Problems to solve ->
[A] In the section on debugging generated hardware, list every remark enclosed in parentheses.
[B] Take the entries from their first line through the line containing "grid-layer [94,39,994,546]", switch "session-label" to "session-tag", and reproduce those lines with nothing else changed.

Document extract ->
Section 6.5. Debugging the Generated Hardware

6.5. Debugging the Generated Hardware

Hardware that has been generated from C code should (in a perfect world) exhibit behavior that is exactly the same as is observed during a software simulation, such as when running under the control of a C debugger. In practice, however, there are many situations in which subtle coding errors made in the C code (such as relying on variables being initialized or making incorrect assumptions about process synchronization) can result in an application that operates perfectly during software simulation but fails in the actual hardware. To help guard against this, making use of hardware debugging techniques and hardware simulators can be an important part of your design efforts.


Although debugging automatically generated HDL may seem daunting (particularly if you are a software engineer), it is actually not as bad as you might think. You will find that the generated outputs will be quite dense with intermediate, low-level signals (perhaps hundreds or even thousands of them, most of which will be optimized away in the hardware synthesis process). Fortunately, you will also find that the variables used in your C file are still, for the most part, intact and have their names preserved so they can be monitored during debugging.

To help in analyzing control flow and cycle-by-cycle synchronization issues, it's useful to know that the hardware generator implements each process in your application as a separate state machine, with symbolic state names that can be referenced back to specific blocks and stages of C code in the original application. Parallel operations are found within the state machine and/or within concurrent statements found elsewhere in the generated HDL module.

Available records ->
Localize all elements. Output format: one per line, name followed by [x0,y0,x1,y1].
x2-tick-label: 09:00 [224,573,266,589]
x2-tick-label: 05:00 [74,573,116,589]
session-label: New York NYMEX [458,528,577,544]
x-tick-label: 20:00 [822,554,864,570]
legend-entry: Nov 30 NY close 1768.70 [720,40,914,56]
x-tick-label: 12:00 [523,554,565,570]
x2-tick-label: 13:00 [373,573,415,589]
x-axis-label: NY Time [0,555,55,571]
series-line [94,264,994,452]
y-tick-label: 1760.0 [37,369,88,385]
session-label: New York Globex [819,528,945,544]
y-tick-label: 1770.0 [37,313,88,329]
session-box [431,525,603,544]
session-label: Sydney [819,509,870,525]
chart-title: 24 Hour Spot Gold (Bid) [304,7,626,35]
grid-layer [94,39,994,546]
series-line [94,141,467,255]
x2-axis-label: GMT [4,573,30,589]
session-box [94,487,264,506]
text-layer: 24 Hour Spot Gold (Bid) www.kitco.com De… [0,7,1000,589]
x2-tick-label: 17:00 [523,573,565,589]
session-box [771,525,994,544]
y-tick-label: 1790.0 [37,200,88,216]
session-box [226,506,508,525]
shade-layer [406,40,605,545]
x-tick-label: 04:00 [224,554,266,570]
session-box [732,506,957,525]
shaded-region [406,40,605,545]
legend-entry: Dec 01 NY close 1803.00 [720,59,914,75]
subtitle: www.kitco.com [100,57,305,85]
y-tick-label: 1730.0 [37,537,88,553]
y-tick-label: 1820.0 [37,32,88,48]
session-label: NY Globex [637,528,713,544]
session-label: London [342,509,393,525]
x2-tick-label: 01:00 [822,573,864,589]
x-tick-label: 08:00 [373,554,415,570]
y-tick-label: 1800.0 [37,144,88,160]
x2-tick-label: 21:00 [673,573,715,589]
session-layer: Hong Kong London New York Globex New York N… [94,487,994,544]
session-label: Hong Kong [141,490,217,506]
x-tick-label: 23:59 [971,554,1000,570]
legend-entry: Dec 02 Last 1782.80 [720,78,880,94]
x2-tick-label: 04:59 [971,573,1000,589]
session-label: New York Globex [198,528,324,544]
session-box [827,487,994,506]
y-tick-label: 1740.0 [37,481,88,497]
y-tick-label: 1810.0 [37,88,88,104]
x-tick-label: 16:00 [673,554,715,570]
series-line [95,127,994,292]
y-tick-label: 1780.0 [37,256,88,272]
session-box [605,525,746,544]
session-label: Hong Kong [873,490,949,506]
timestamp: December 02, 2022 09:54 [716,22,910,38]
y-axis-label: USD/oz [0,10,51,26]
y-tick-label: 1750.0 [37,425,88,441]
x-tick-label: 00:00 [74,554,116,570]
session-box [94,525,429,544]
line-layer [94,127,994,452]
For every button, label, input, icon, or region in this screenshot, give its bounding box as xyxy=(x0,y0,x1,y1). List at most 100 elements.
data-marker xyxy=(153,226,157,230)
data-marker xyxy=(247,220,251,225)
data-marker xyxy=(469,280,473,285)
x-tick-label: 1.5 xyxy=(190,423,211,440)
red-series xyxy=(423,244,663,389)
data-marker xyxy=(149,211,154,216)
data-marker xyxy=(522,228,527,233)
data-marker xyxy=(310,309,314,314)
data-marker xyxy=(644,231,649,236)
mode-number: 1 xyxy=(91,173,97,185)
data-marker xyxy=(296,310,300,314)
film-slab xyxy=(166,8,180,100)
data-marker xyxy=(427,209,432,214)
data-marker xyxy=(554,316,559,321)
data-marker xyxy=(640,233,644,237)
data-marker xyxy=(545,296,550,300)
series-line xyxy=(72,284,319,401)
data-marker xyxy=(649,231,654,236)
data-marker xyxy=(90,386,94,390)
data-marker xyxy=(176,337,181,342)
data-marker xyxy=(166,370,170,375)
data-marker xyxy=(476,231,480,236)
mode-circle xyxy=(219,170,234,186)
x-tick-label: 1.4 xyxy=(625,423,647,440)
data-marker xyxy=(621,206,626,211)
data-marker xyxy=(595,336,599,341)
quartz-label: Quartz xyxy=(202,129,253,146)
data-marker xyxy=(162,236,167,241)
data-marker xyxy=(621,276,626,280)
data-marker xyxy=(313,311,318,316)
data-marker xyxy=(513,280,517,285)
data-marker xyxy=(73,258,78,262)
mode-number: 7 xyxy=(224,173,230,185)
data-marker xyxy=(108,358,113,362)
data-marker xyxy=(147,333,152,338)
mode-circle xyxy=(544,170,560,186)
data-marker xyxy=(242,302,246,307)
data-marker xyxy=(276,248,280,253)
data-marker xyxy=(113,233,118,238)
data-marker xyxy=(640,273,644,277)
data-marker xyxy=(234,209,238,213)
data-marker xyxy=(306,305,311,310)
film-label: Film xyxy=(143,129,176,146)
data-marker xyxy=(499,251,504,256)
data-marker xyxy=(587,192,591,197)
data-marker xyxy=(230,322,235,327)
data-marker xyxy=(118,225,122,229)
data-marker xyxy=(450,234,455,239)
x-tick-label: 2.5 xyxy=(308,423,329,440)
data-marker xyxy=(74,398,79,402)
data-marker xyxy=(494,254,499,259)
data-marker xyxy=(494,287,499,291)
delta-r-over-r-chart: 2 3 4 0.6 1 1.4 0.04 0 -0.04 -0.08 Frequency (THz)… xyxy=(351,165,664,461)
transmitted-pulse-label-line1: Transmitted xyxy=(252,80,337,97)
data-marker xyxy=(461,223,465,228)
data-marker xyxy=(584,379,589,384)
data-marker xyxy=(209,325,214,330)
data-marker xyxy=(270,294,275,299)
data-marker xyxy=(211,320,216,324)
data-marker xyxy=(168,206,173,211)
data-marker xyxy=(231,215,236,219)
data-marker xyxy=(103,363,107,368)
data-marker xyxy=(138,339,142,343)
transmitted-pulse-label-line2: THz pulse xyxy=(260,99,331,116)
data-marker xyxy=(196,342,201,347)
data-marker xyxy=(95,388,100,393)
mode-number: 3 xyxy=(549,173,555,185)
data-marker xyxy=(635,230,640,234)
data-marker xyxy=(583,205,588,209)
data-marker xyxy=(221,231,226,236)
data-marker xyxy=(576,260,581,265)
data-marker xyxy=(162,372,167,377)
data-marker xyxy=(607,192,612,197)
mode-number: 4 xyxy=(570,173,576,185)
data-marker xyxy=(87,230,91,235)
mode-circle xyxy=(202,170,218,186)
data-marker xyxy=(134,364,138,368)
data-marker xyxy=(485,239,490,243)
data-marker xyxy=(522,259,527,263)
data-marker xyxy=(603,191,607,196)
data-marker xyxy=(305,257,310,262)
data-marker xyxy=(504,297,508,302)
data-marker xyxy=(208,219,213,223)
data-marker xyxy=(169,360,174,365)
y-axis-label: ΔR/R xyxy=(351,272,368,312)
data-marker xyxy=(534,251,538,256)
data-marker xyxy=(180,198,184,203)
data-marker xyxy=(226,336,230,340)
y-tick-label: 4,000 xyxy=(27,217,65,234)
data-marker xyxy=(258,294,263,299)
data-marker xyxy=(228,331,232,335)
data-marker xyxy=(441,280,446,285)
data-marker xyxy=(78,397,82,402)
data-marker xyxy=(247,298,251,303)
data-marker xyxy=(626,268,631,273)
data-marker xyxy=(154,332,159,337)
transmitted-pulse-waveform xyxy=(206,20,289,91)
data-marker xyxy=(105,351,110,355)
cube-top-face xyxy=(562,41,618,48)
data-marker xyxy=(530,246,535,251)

Outputs for the tasks ->
[A]
- in a perfect world
- such as relying on variables being initialized or making incorrect assumptions about process synchronization
- particularly if you are a software engineer
- perhaps hundreds or even thousands of them, most of which will be optimized away in the hardware synthesis process

[B]
Localize all elements. Output format: one per line, name followed by [x0,y0,x1,y1].
x2-tick-label: 09:00 [224,573,266,589]
x2-tick-label: 05:00 [74,573,116,589]
session-tag: New York NYMEX [458,528,577,544]
x-tick-label: 20:00 [822,554,864,570]
legend-entry: Nov 30 NY close 1768.70 [720,40,914,56]
x-tick-label: 12:00 [523,554,565,570]
x2-tick-label: 13:00 [373,573,415,589]
x-axis-label: NY Time [0,555,55,571]
series-line [94,264,994,452]
y-tick-label: 1760.0 [37,369,88,385]
session-tag: New York Globex [819,528,945,544]
y-tick-label: 1770.0 [37,313,88,329]
session-box [431,525,603,544]
session-tag: Sydney [819,509,870,525]
chart-title: 24 Hour Spot Gold (Bid) [304,7,626,35]
grid-layer [94,39,994,546]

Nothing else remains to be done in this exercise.